INFORMATION PROVIDED:

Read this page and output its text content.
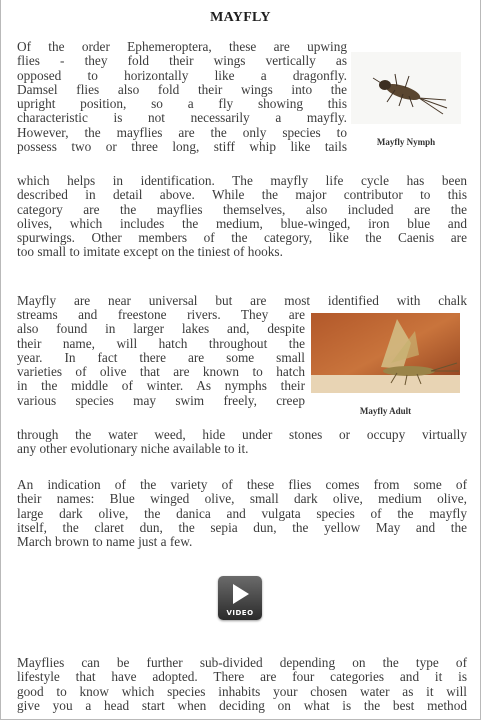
MAYFLY
Of the order Ephemeroptera, these are upwing
flies - they fold their wings vertically as
opposed to horizontally like a dragonfly.
Damsel flies also fold their wings into the
upright position, so a fly showing this
characteristic is not necessarily a mayfly.
However, the mayflies are the only species to
possess two or three long, stiff whip like tails
which helps in identification. The mayfly life cycle has been
described in detail above. While the major contributor to this
category are the mayflies themselves, also included are the
olives, which includes the medium, blue-winged, iron blue and
spurwings. Other members of the category, like the Caenis are
too small to imitate except on the tiniest of hooks.
Mayfly Nymph
Mayfly are near universal but are most identified with chalk
streams and freestone rivers. They are
also found in larger lakes and, despite
their name, will hatch throughout the
year. In fact there are some small
varieties of olive that are known to hatch
in the middle of winter. As nymphs their
various species may swim freely, creep
through the water weed, hide under stones or occupy virtually
any other evolutionary niche available to it.
Mayfly Adult
An indication of the variety of these flies comes from some of
their names: Blue winged olive, small dark olive, medium olive,
large dark olive, the danica and vulgata species of the mayfly
itself, the claret dun, the sepia dun, the yellow May and the
March brown to name just a few.
VIDEO
Mayflies can be further sub-divided depending on the type of
lifestyle that have adopted. There are four categories and it is
good to know which species inhabits your chosen water as it will
give you a head start when deciding on what is the best method
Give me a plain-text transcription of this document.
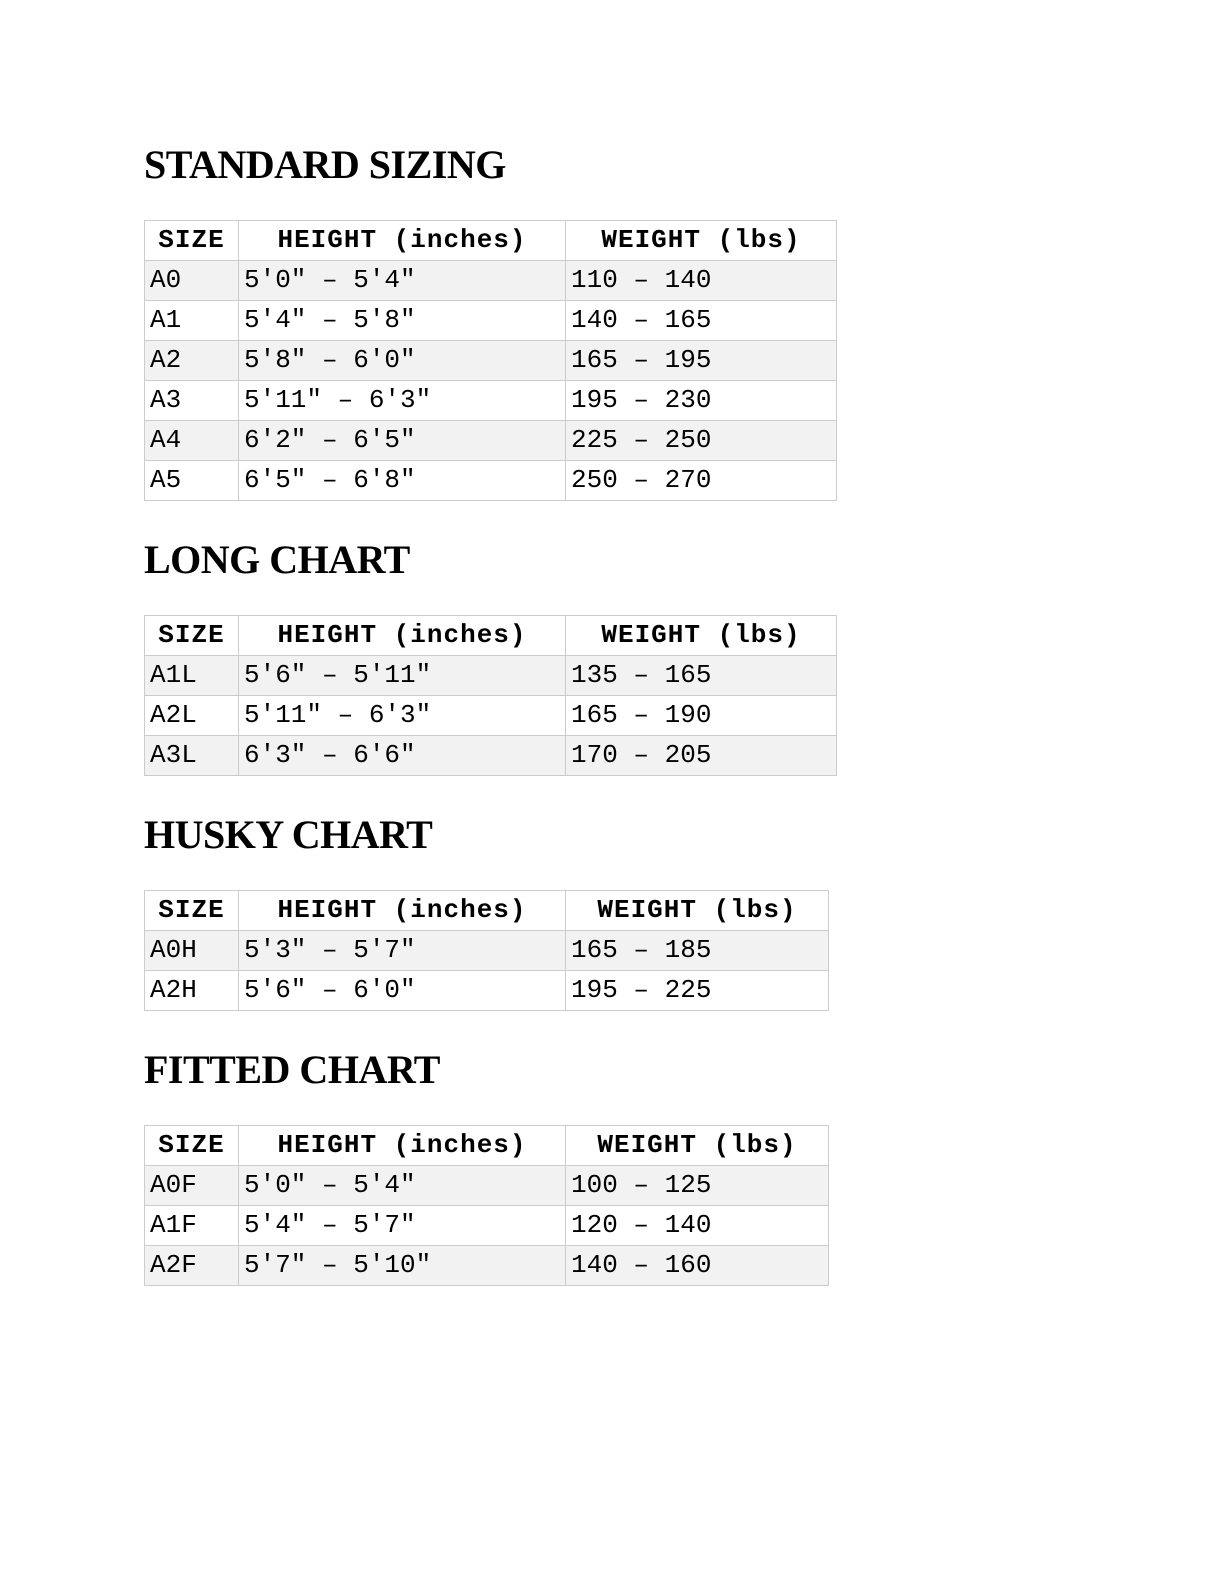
STANDARD SIZING
SIZE	HEIGHT (inches)	WEIGHT (lbs)
A0	5'0" – 5'4"	110 – 140
A1	5'4" – 5'8"	140 – 165
A2	5'8" – 6'0"	165 – 195
A3	5'11" – 6'3"	195 – 230
A4	6'2" – 6'5"	225 – 250
A5	6'5" – 6'8"	250 – 270
LONG CHART
SIZE	HEIGHT (inches)	WEIGHT (lbs)
A1L	5'6" – 5'11"	135 – 165
A2L	5'11" – 6'3"	165 – 190
A3L	6'3" – 6'6"	170 – 205
HUSKY CHART
SIZE	HEIGHT (inches)	WEIGHT (lbs)
A0H	5'3" – 5'7"	165 – 185
A2H	5'6" – 6'0"	195 – 225
FITTED CHART
SIZE	HEIGHT (inches)	WEIGHT (lbs)
A0F	5'0" – 5'4"	100 – 125
A1F	5'4" – 5'7"	120 – 140
A2F	5'7" – 5'10"	140 – 160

DO THIS: Quote verbatim every line starting at the line that contains "Give me a plain-text" and ending with the last line of the records; omit all pictures.

FULL OUTPUT:
Give me a plain-text transcription of this document.
STANDARD SIZING
SIZE	HEIGHT (inches)	WEIGHT (lbs)
A0	5'0" – 5'4"	110 – 140
A1	5'4" – 5'8"	140 – 165
A2	5'8" – 6'0"	165 – 195
A3	5'11" – 6'3"	195 – 230
A4	6'2" – 6'5"	225 – 250
A5	6'5" – 6'8"	250 – 270
LONG CHART
SIZE	HEIGHT (inches)	WEIGHT (lbs)
A1L	5'6" – 5'11"	135 – 165
A2L	5'11" – 6'3"	165 – 190
A3L	6'3" – 6'6"	170 – 205
HUSKY CHART
SIZE	HEIGHT (inches)	WEIGHT (lbs)
A0H	5'3" – 5'7"	165 – 185
A2H	5'6" – 6'0"	195 – 225
FITTED CHART
SIZE	HEIGHT (inches)	WEIGHT (lbs)
A0F	5'0" – 5'4"	100 – 125
A1F	5'4" – 5'7"	120 – 140
A2F	5'7" – 5'10"	140 – 160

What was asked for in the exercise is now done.